* **To do**: Look through the material below for "this". Copy every line that contains it.

* **Material**:
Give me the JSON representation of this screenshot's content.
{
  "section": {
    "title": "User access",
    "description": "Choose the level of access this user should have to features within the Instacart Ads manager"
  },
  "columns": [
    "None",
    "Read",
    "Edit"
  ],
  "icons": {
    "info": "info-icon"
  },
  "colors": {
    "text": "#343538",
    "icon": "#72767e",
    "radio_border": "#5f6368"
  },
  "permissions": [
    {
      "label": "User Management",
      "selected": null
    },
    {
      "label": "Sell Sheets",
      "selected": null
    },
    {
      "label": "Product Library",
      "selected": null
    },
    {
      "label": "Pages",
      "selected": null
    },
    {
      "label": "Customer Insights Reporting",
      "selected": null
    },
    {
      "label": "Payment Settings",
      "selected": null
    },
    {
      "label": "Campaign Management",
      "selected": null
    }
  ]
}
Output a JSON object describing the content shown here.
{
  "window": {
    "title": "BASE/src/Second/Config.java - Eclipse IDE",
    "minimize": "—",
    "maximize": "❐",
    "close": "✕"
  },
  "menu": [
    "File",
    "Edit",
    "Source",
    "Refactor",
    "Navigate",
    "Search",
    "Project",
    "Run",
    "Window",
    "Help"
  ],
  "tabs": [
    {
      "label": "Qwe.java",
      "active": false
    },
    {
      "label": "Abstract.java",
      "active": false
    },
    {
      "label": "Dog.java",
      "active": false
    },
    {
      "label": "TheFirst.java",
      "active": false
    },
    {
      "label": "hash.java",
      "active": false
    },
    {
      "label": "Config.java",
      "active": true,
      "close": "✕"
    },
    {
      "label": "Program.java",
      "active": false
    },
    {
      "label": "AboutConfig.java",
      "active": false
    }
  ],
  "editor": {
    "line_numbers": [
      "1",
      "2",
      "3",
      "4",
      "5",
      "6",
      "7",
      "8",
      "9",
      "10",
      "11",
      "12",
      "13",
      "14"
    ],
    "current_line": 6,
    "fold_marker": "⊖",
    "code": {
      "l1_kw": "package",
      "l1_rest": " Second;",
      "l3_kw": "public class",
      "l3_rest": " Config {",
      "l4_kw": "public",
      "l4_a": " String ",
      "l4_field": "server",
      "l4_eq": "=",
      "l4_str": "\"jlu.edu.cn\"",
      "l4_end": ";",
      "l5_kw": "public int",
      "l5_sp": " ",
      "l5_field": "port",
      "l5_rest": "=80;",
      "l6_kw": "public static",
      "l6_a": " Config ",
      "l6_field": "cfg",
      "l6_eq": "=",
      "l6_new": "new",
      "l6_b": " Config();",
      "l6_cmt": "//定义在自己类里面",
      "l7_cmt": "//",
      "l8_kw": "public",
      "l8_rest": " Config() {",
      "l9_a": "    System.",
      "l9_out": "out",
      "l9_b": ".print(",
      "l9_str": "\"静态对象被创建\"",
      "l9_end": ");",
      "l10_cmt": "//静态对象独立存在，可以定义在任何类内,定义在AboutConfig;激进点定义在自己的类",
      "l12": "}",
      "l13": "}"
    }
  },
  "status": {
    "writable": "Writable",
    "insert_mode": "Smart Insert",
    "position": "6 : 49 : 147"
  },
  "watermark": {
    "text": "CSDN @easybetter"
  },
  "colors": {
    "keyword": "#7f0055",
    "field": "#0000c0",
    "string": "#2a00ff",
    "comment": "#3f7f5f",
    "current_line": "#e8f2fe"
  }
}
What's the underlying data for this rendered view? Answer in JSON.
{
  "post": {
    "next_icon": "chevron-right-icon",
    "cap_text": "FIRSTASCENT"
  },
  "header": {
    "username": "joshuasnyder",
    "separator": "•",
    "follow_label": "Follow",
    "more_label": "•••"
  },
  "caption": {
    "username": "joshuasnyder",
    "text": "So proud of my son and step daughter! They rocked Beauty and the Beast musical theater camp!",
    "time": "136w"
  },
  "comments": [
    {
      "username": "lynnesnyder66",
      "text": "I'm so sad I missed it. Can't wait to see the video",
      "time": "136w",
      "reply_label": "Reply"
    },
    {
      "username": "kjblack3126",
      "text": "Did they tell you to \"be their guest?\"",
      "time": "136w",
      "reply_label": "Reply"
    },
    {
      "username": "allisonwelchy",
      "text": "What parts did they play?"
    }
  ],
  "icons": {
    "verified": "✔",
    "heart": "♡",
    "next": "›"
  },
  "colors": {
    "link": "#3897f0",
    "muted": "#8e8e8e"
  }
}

* **Full solution**:
Give me the JSON representation of this screenshot's content.
    "description": "Choose the level of access this user should have to features within the Instacart Ads manager"
What's the underlying data for this rendered view? Answer in JSON.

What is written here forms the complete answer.